What this task involves >>
Return a copy of each line that holds the string "true".

Dataset records >>
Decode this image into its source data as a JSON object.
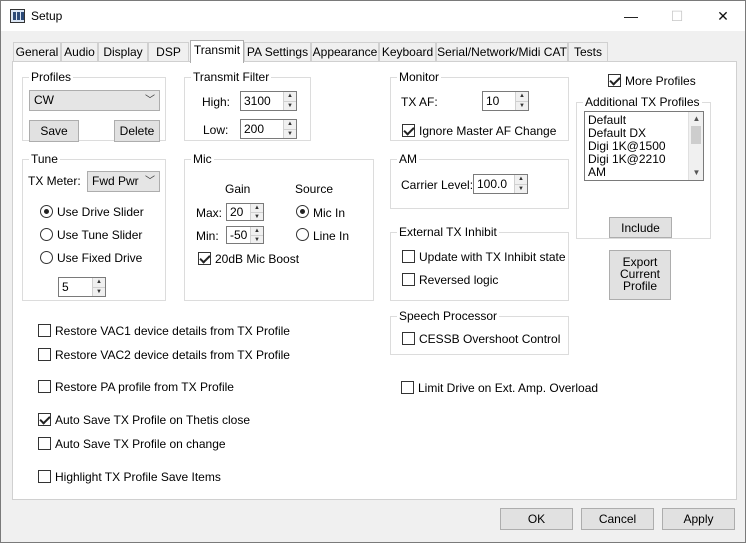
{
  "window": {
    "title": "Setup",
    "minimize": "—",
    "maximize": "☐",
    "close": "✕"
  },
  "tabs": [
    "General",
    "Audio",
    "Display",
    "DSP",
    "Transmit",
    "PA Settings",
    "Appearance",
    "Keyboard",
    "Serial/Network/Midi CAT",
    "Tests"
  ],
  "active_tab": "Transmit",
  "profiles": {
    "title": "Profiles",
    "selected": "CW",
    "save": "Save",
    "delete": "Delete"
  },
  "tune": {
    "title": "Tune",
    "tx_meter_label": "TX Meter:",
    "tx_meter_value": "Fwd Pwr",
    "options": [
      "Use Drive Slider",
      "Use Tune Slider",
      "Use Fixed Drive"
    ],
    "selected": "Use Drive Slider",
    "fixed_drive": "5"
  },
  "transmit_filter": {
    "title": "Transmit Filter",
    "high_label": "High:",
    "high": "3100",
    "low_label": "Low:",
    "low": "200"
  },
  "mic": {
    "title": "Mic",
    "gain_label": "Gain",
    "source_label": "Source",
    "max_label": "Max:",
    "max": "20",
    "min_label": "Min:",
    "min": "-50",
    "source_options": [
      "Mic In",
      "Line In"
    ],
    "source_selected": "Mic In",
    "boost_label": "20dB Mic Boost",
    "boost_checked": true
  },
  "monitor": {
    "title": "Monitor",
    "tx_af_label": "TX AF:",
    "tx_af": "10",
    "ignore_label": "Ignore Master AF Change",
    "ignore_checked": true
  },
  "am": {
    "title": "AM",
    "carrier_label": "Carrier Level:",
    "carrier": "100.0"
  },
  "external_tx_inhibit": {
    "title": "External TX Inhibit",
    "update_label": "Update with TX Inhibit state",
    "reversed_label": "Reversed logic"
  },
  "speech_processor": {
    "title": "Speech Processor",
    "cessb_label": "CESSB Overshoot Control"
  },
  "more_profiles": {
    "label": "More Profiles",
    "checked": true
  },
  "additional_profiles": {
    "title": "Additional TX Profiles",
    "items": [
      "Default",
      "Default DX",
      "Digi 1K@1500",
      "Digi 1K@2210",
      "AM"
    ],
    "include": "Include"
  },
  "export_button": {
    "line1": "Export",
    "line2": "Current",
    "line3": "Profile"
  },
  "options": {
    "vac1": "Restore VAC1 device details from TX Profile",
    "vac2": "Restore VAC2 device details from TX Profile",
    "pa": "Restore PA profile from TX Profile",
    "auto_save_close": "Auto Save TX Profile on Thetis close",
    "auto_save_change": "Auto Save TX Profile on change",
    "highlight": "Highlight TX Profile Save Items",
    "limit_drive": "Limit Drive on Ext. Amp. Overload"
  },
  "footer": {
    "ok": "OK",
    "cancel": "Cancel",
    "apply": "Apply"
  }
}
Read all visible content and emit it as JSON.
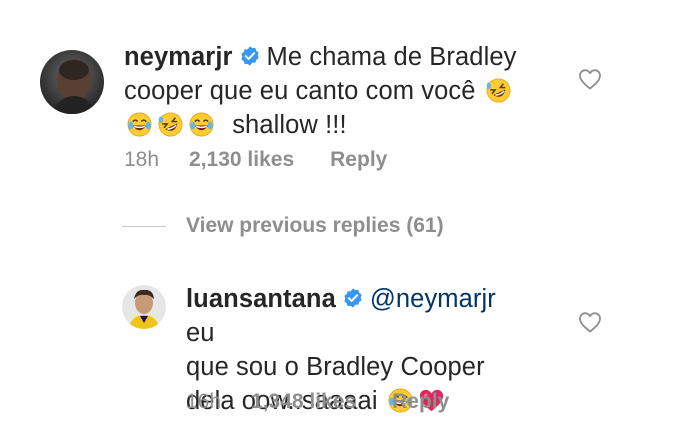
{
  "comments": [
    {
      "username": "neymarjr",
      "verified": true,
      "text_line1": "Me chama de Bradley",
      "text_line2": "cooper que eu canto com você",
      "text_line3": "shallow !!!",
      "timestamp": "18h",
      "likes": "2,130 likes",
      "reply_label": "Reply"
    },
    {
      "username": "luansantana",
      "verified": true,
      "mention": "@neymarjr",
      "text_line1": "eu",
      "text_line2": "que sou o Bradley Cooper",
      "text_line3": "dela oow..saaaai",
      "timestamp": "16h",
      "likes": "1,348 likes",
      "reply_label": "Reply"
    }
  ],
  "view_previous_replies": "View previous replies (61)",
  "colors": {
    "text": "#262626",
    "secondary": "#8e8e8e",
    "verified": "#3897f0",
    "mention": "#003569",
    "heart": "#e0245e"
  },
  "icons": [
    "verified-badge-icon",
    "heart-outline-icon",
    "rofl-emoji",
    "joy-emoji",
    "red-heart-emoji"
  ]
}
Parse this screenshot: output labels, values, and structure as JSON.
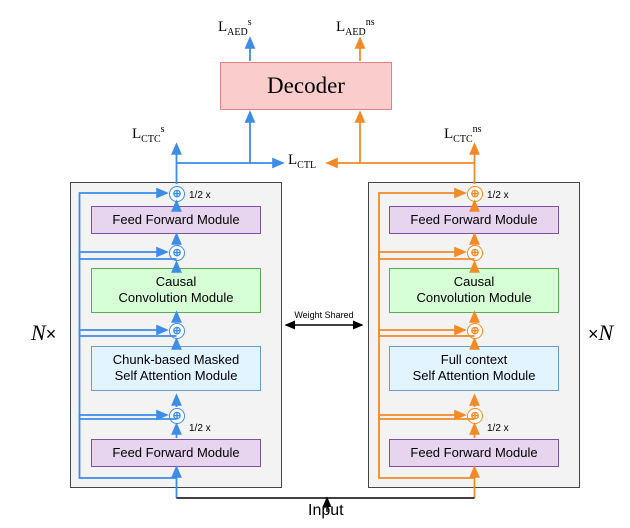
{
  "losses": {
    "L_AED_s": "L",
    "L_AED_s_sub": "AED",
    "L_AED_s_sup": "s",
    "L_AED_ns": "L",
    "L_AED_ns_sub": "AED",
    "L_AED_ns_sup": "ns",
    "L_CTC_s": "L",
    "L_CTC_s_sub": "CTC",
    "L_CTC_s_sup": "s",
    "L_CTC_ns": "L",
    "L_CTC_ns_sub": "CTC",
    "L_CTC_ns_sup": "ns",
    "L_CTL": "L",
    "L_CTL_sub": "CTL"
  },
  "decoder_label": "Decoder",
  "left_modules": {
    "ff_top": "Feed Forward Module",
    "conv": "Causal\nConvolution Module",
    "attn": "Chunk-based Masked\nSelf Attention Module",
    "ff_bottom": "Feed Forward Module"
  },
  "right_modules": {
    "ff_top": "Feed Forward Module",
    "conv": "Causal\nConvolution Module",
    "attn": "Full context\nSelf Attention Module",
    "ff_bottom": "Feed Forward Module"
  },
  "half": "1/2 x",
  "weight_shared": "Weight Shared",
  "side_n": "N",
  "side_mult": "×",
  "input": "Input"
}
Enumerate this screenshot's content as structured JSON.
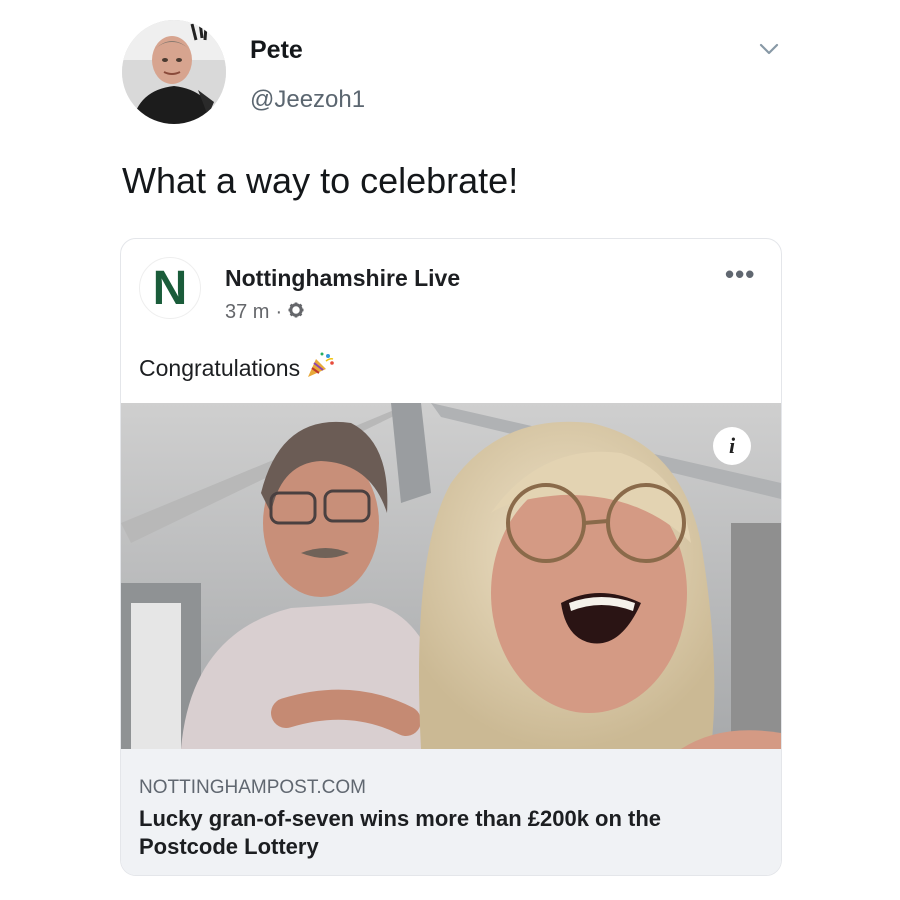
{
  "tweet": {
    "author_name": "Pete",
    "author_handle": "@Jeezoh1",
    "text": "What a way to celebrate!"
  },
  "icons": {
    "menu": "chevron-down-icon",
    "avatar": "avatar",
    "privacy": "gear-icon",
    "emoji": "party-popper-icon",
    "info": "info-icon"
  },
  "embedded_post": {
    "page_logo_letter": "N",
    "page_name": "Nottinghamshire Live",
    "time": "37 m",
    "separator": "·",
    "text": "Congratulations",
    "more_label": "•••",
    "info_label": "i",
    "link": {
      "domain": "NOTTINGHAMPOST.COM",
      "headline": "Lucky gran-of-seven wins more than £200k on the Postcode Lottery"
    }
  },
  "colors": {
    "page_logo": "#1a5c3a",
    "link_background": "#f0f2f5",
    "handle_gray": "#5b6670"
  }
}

Exercise solution >>
    "boost_checked": true
    "ignore_checked": true
    "checked": true
      "verified": true,
      "verified": true,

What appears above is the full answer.